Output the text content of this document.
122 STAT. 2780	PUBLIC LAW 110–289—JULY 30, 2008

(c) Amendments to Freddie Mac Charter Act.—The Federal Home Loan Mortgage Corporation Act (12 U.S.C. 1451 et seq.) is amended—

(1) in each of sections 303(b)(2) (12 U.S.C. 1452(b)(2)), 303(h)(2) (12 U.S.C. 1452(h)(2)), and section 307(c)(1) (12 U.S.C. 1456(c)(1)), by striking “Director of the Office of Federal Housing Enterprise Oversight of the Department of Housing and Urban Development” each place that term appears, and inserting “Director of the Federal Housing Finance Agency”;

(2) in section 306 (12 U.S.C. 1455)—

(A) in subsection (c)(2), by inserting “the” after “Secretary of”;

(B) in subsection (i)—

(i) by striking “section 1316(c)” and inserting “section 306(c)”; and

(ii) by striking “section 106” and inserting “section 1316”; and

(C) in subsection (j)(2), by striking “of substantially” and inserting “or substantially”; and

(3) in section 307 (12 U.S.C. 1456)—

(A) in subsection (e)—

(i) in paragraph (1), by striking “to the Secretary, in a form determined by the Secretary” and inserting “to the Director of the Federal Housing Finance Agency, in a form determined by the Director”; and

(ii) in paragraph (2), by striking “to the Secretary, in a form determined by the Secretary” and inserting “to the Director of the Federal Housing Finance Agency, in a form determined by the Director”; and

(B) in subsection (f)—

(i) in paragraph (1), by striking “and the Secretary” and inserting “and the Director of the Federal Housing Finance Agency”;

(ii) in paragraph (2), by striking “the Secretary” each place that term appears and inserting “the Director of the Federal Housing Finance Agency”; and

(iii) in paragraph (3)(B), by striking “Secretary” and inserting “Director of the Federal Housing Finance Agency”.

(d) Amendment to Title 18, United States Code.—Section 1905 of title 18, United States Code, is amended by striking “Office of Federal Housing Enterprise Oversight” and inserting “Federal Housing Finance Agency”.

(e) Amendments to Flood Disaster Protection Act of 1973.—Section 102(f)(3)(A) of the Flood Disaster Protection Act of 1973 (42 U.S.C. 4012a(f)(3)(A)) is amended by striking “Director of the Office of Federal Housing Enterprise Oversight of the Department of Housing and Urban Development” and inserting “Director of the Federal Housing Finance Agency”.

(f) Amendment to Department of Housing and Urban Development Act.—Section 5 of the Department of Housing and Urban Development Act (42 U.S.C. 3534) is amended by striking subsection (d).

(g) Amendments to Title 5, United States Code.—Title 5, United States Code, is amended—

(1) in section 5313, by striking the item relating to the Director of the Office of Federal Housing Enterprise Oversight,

-*-

**Goal**
Your answer should be a single number: the count of lines containing the word "Amendments".

**Solution below**
3